Please pull out every line that includes the string "设计温度".

***** Data supplied *****

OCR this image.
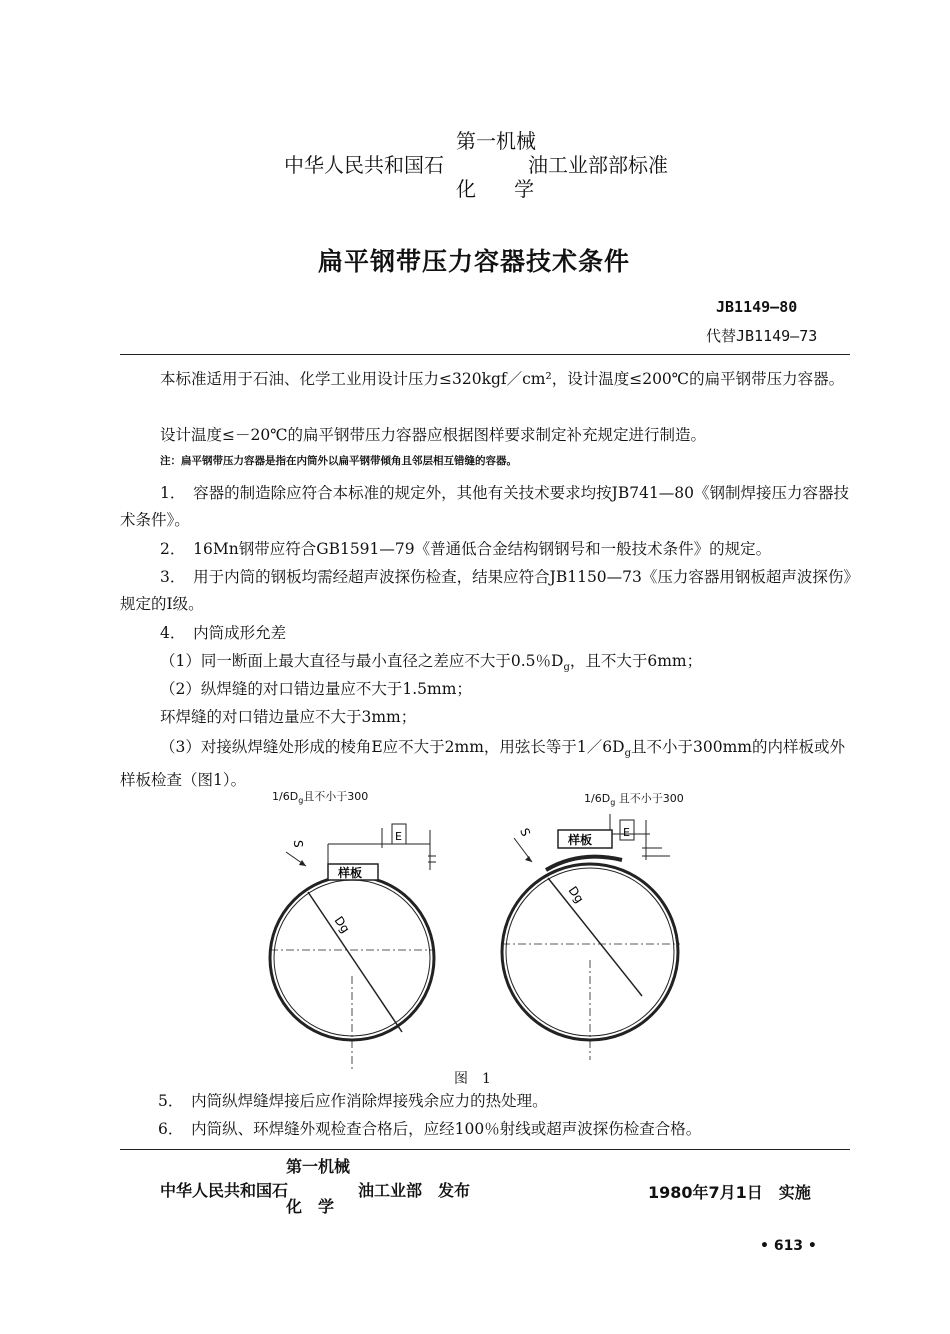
第一机械
中华人民共和国石	油工业部部标准
化      学
扁平钢带压力容器技术条件
JB1149—80
代替JB1149—73
本标准适用于石油、化学工业用设计压力≤320kgf／cm²，设计温度≤200℃的扁平钢带压力容器。
设计温度≤－20℃的扁平钢带压力容器应根据图样要求制定补充规定进行制造。
注：扁平钢带压力容器是指在内筒外以扁平钢带倾角且邻层相互错缝的容器。
1．　容器的制造除应符合本标准的规定外，其他有关技术要求均按JB741—80《钢制焊接压力容器技术条件》。
2．　16Mn钢带应符合GB1591—79《普通低合金结构钢钢号和一般技术条件》的规定。
3．　用于内筒的钢板均需经超声波探伤检查，结果应符合JB1150—73《压力容器用钢板超声波探伤》规定的Ⅰ级。
4．　内筒成形允差
（1）同一断面上最大直径与最小直径之差应不大于0.5％$D_g$，且不大于6mm；
（2）纵焊缝的对口错边量应不大于1.5mm；
环焊缝的对口错边量应不大于3mm；
（3）对接纵焊缝处形成的棱角E应不大于2mm，用弦长等于$1/6D_g$且不小于300mm的内样板或外样板检查（图1）。
$1/6D_g$且不小于300	$1/6D_g$ 且不小于300
E
样板
Dg
S
E
样板
Dg
S
图　1
5．　内筒纵焊缝焊接后应作消除焊接残余应力的热处理。
6．　内筒纵、环焊缝外观检查合格后，应经100％射线或超声波探伤检查合格。
第一机械
中华人民共和国石	油工业部　发布
化　学
1980年7月1日　实施
• 613 •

*****

**Right answer:**
本标准适用于石油、化学工业用设计压力≤320kgf／cm²，设计温度≤200℃的扁平钢带压力容器。
设计温度≤－20℃的扁平钢带压力容器应根据图样要求制定补充规定进行制造。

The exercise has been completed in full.